**Exercice à traiter**. Pouvez-vous prolonger le texte ci-dessous sur le film « Je crie… je jouis ! » en reprenant juste après sa dernière réplique ?

**Texte à examiner**.
##########

Si je vous dis que je n’ai pas vu Je crie… je jouis !, le film de Claude Bernard-Aubert, personne ne va me croire. Donc je ne vous le dis pas.
- Moi, je te crois, me dit Princesse Mimosa, ma nièce préférée.
- Aaaah.
- Mais pourquoi tu veux parler d’un film que t’as pas vu ?
Ben oui. Pourquoi ?
Primo, les Français parlent présentement de foot de 7 heures le matin à 7 heures le matin, donc je ne vois pas pourquoi je n’aurais pas aussi le droit d’être monomaniaque. Or ma monomanie, c’est le maillot des femmes – pas celui de Paul Pogba – et les jambes des baigneuses, pas la cheville de Neymar. Deuzio, c’est l’été, il fait chaud…
- Ah non tonton ! Tu vas pas encore parler de sexe ?

##########

**Données d'entrée**.
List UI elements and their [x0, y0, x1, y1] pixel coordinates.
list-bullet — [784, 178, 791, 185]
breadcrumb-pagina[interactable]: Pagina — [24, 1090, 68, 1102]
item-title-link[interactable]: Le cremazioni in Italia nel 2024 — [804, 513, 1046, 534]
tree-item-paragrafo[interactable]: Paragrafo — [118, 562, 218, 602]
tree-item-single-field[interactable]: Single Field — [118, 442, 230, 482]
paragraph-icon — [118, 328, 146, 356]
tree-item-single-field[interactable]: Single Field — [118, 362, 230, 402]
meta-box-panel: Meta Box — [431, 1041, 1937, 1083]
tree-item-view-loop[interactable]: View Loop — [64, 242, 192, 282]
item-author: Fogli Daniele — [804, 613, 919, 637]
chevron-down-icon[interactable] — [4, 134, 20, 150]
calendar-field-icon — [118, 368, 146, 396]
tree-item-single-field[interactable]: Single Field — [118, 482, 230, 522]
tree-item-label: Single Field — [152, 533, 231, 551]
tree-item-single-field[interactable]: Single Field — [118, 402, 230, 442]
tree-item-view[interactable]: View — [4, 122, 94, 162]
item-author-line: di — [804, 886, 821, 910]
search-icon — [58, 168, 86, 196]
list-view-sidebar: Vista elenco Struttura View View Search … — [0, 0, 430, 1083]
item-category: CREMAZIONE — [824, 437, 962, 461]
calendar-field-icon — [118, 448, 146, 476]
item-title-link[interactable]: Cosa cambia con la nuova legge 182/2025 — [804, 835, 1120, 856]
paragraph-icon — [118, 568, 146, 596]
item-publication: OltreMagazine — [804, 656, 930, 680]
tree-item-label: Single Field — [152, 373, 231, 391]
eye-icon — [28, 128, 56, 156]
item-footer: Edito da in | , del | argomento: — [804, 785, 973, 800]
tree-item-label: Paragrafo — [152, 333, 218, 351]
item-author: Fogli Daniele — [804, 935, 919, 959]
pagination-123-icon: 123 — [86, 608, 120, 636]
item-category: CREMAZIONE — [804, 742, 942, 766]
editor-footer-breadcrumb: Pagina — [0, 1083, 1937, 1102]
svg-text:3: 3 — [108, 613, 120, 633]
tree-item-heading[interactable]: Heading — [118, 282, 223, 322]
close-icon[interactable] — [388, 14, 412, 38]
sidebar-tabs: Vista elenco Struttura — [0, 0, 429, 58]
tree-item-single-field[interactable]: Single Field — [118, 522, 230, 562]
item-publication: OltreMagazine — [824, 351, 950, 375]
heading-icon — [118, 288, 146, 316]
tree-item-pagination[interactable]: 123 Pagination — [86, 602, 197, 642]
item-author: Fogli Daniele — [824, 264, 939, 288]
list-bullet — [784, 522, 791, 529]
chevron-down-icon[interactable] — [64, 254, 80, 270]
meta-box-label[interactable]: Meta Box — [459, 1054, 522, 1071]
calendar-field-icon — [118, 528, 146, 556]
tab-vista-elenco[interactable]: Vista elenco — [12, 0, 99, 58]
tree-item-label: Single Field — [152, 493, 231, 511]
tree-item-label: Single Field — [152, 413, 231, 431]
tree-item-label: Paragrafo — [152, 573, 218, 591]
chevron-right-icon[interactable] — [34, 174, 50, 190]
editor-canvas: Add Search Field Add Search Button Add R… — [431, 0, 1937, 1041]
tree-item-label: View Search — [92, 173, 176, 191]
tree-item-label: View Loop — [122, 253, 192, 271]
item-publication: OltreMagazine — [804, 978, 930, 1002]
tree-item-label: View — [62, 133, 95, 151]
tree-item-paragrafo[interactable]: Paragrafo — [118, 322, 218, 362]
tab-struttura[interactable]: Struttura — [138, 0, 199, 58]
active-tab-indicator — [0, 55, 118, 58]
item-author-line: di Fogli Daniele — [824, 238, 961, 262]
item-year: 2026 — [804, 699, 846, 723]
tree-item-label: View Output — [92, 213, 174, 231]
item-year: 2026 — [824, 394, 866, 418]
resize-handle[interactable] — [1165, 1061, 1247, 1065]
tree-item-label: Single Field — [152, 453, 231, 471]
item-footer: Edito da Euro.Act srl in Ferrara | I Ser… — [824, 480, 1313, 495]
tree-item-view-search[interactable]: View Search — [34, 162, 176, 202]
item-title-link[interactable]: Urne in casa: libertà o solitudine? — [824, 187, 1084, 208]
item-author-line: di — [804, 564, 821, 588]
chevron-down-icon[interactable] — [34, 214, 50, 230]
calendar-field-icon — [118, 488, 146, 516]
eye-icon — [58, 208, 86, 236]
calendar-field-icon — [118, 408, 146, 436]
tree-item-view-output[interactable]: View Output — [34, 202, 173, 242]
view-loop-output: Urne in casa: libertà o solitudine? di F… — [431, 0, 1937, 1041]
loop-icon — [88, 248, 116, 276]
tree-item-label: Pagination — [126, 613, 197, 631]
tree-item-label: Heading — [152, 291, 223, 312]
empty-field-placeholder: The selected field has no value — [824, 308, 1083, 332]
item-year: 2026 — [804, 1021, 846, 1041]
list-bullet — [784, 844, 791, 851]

##########

**Corrigé de l'exercice**.
- Mais non. Je parle de paupières, de chevilles, de poignets – HYPER important les poignets – et puis de sourires, c’est la fenêtre d’un visage le sourire, la vue qu’on a sur l’âme. Et puis les larmes. C’est fondamental le goût des larmes : tu ne connais pas quelqu’un si tu connais pas le goût de ses larmes.
- Tonton ! T’avais dit que t’allais faire un été sans alcool…
Princesse Mimosa est un poney sauvage, une rivière du Connemara, mais elle ne respecte pas assez la Loi, la Nation et son tonton. C’est pourtant une jeune fille capable, le mercredi après-midi, de tuer Art Mac Cuinn en combat singulier, de construire le château d'Ath-Luqain dans la foulée et tout ça en commandant un Big Mac.
- Tu racontes vraiment n’importe quoi, tonton. Je préfère les Filet O’Fish.
Et oui, elle préfère les Filet O’Fish pêchés à mains nues rue de Rivoli, et oui, c’est une jeune amazone à cheval sur les détails McDo et oui, elle a des taches de rousseur plein les joues et oui, elle ne déteste pas quand je les appelle des « traces de douceur ».
- Tonton… C’est quoi le rapport entre ce que tu racontes et le truc youporn dont tu voulais parler ?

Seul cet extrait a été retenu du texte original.